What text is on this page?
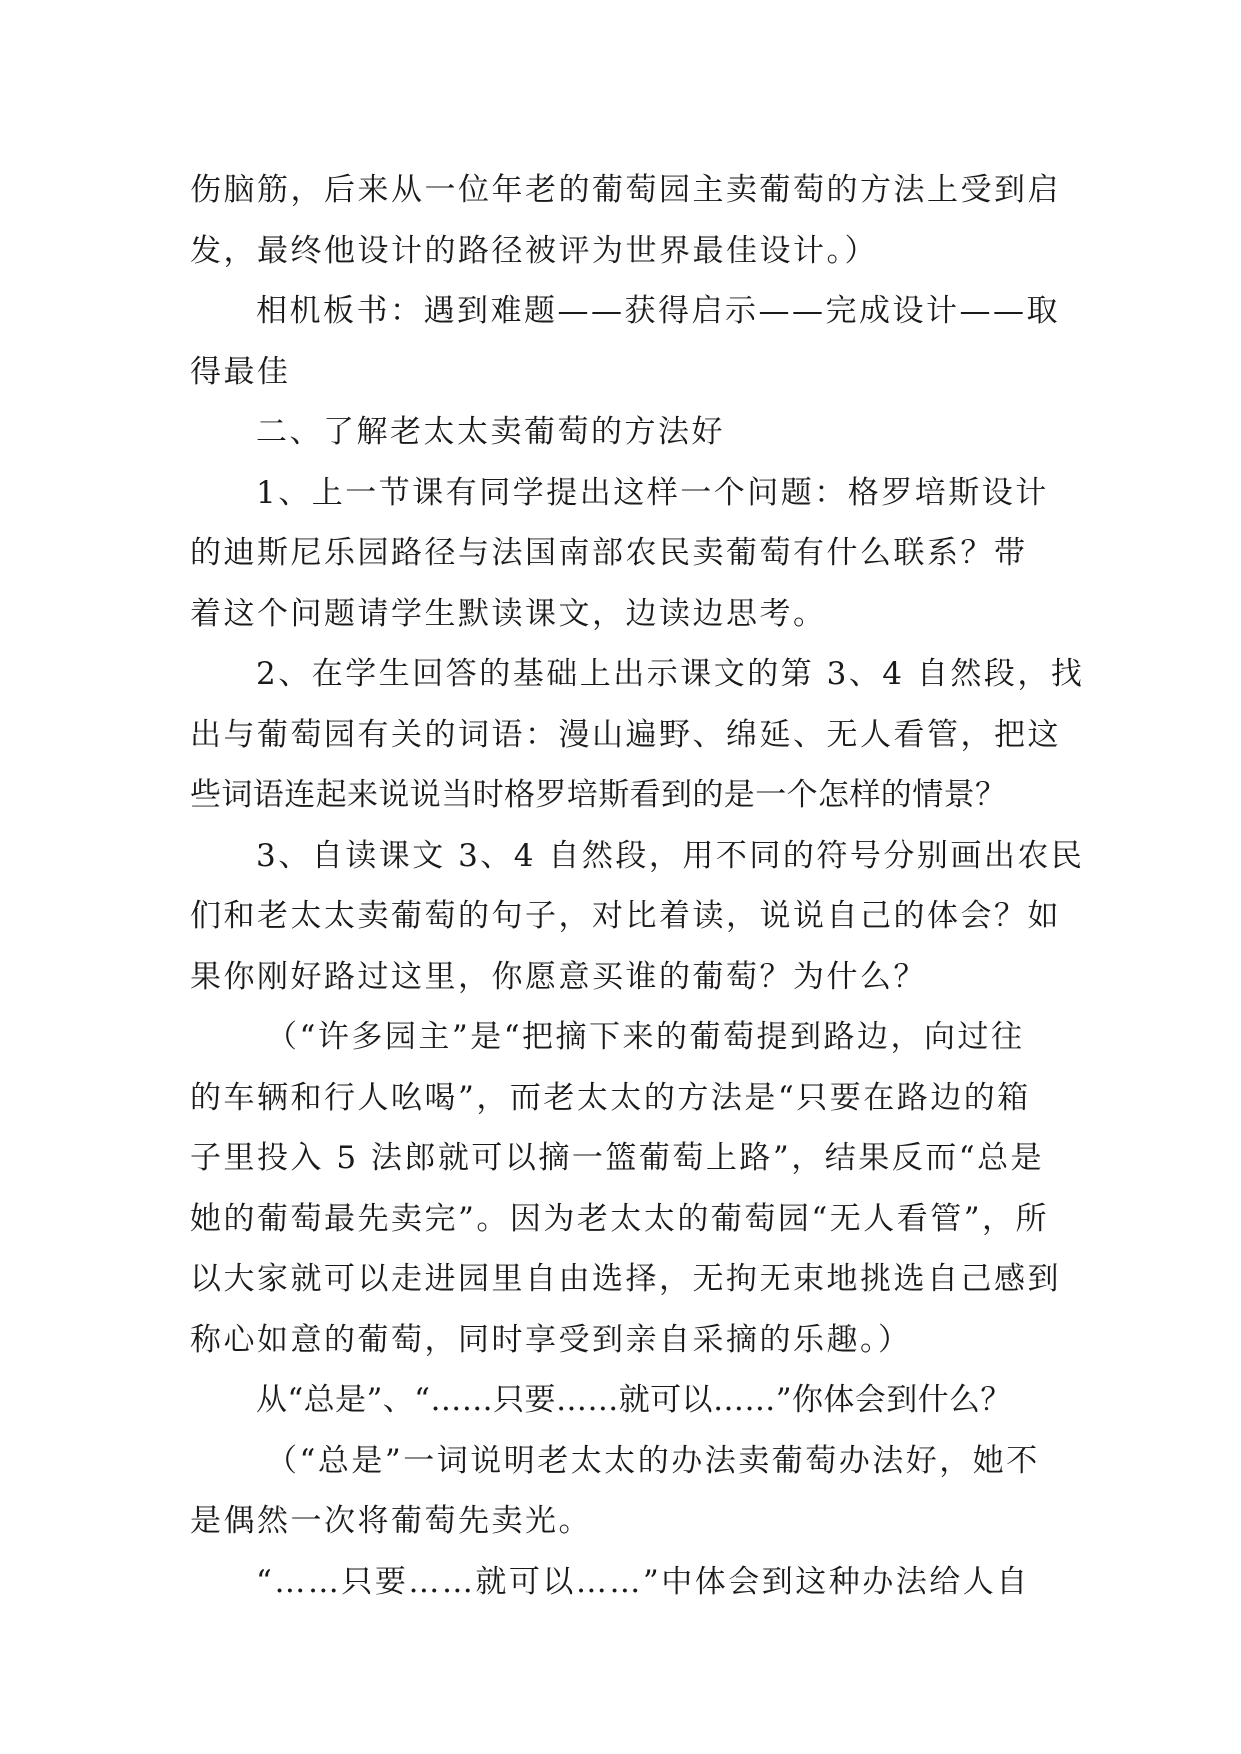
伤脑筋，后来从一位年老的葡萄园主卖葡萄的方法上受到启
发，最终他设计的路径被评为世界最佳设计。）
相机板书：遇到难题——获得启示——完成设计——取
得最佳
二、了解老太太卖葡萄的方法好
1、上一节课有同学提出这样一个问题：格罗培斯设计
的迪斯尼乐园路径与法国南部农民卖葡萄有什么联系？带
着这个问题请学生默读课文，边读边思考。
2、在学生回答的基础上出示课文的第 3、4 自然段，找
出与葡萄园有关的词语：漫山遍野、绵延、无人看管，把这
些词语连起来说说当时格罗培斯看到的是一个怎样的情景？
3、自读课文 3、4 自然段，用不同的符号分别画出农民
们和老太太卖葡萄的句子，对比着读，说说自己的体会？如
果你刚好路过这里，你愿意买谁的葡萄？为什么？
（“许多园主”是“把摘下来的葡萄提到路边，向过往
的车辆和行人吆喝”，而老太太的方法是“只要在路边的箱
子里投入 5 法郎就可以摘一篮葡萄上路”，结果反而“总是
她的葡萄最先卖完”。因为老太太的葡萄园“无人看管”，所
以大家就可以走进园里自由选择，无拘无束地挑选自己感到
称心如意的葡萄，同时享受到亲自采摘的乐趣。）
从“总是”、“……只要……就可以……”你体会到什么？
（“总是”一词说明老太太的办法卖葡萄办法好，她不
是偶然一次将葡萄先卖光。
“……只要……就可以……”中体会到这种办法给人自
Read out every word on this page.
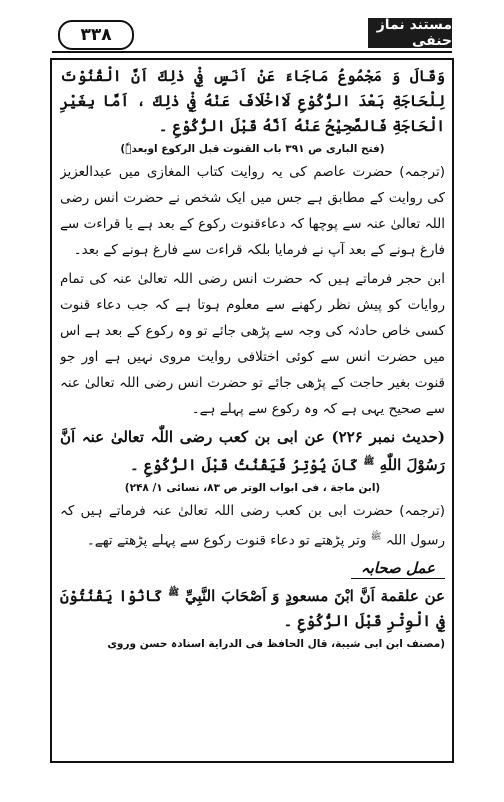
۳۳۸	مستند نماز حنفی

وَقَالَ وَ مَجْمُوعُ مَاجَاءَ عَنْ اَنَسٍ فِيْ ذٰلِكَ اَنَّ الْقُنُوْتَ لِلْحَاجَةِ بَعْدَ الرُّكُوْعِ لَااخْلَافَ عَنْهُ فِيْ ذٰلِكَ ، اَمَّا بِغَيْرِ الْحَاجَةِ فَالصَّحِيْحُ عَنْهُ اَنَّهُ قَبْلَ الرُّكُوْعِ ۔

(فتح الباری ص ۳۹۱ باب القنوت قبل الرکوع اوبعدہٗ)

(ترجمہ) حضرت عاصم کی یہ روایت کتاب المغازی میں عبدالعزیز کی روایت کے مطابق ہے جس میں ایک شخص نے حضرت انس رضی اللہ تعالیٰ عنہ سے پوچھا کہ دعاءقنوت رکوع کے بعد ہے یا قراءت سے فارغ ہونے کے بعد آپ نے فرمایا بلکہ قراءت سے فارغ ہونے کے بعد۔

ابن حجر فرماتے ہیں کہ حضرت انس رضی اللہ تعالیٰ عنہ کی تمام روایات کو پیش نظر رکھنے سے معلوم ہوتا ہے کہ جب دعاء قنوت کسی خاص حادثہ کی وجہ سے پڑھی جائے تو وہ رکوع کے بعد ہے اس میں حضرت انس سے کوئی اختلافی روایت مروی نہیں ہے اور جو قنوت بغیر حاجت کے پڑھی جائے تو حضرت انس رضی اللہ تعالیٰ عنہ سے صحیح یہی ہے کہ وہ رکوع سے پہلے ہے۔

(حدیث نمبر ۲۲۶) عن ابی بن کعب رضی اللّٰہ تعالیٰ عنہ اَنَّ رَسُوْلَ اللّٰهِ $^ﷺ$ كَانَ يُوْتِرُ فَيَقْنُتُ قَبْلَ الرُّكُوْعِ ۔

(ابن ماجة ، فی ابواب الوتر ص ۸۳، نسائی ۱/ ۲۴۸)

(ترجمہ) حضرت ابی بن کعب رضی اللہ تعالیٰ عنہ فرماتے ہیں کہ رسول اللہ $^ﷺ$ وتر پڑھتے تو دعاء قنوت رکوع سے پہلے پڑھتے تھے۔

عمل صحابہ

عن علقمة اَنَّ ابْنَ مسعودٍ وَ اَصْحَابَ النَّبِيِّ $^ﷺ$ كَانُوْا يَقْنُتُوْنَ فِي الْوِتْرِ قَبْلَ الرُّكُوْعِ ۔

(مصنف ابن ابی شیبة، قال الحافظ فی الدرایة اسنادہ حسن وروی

━━━━━━━━━━━━━━━━

- Task prompt -
Tally how many lines of the records hold the word "ترجمہ". Answer with the number only.

- Reply to the exercise -
2